Source data >>
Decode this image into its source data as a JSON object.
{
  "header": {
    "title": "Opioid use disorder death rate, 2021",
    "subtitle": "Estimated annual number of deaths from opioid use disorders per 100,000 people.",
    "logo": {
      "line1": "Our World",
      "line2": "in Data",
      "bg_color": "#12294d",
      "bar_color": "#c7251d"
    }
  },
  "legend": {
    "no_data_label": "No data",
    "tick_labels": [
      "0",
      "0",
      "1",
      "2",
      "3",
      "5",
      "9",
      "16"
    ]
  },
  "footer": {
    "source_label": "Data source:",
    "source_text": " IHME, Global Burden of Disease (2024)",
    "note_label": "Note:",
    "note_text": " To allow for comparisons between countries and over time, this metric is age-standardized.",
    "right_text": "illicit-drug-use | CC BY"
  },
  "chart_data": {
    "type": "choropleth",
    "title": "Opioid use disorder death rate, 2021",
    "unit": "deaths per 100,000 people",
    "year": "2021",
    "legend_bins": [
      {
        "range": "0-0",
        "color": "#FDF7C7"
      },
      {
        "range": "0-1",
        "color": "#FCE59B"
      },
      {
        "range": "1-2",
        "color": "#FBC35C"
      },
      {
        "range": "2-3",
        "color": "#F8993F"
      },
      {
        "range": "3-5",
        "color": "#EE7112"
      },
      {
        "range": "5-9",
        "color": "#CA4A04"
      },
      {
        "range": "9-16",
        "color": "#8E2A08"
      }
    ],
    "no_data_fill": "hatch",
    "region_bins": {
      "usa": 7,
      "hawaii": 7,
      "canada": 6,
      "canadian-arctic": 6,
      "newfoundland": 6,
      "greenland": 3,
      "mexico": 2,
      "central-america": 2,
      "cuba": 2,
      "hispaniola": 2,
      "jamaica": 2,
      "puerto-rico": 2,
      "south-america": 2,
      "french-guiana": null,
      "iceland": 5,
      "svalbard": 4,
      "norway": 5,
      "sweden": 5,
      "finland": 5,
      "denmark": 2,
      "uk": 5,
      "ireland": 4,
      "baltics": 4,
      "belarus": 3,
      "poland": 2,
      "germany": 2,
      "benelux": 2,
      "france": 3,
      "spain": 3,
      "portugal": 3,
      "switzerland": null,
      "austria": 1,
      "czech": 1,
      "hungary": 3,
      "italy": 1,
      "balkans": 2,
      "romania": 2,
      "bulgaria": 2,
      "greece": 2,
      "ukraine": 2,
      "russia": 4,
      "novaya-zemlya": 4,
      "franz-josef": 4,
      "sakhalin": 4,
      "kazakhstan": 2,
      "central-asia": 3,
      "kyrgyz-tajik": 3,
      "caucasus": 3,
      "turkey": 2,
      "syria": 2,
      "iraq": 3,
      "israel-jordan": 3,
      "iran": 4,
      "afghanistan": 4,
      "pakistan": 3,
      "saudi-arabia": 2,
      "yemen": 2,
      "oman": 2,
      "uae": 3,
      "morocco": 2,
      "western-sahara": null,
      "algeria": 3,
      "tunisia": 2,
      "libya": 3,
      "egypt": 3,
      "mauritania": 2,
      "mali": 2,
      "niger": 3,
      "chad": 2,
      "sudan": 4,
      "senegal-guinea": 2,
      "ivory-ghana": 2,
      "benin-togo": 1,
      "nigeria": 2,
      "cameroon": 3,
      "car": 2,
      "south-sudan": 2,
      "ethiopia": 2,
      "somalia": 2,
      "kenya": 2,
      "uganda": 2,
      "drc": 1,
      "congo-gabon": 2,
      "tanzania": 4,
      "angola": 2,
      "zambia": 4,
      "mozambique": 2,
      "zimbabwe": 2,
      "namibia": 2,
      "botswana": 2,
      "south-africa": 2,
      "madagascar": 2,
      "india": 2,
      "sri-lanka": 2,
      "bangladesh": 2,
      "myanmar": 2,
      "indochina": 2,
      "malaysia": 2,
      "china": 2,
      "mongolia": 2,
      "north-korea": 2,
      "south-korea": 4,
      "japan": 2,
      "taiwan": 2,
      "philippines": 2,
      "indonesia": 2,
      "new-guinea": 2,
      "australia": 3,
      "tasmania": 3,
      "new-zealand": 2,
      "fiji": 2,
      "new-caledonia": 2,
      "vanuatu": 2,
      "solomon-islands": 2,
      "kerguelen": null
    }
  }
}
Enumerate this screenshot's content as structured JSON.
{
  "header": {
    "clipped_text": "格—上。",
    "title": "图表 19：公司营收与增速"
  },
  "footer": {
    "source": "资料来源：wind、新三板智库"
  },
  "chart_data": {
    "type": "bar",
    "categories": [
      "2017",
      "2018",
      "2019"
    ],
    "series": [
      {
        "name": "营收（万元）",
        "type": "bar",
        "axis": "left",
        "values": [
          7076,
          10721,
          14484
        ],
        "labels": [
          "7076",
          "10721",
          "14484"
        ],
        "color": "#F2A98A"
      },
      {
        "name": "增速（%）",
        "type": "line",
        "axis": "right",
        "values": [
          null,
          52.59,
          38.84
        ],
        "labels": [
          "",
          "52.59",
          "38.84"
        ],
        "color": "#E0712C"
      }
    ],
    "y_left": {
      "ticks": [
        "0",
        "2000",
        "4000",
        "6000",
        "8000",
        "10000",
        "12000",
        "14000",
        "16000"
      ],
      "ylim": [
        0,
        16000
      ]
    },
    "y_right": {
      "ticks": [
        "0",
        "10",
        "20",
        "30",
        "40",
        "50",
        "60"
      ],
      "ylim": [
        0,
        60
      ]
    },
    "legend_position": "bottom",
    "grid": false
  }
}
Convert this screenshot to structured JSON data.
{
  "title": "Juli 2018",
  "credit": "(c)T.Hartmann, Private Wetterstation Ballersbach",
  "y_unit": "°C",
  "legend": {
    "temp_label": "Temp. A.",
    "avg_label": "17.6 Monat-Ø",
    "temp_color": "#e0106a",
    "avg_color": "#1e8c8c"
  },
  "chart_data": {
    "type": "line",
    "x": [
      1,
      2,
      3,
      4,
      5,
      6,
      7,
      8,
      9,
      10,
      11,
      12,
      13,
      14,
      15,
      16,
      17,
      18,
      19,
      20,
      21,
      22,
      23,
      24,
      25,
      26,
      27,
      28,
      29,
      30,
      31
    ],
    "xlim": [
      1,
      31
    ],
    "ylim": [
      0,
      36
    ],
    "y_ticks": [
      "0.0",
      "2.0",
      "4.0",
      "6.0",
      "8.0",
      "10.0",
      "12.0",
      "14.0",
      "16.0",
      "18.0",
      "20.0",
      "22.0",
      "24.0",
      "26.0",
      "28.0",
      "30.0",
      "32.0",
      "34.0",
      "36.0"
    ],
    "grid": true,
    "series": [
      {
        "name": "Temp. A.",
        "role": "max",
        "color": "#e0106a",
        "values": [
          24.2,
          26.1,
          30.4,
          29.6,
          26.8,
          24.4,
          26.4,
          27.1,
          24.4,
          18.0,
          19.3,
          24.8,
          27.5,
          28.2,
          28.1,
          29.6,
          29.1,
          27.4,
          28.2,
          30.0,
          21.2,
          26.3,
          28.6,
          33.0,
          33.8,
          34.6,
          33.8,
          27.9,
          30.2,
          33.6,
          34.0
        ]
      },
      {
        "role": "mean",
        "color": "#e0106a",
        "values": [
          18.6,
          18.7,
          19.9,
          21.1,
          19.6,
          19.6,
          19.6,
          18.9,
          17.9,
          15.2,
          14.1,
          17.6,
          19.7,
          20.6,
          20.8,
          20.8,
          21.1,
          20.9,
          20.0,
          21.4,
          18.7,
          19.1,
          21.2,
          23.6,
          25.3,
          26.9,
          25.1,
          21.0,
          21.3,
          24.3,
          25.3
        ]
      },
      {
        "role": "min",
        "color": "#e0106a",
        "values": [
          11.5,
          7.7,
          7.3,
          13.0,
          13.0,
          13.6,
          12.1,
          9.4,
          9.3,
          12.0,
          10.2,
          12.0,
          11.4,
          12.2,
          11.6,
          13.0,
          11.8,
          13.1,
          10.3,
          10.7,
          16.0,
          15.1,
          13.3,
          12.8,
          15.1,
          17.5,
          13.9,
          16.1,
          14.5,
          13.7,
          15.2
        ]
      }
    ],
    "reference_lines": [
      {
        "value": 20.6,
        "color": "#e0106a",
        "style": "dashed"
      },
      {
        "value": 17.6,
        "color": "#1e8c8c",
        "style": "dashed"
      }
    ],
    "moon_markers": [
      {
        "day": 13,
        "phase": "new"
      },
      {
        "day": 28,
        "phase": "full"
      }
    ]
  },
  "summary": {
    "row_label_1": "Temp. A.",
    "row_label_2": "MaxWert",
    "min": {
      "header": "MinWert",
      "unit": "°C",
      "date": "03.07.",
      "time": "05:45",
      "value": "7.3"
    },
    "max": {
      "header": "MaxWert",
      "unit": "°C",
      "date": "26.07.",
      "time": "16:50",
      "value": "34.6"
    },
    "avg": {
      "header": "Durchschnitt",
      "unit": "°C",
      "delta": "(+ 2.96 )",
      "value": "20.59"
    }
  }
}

What this task involves >> Of the lines in the data above, how many contain the word "deaths"? Give only that figure.

Solution for this problem >> 2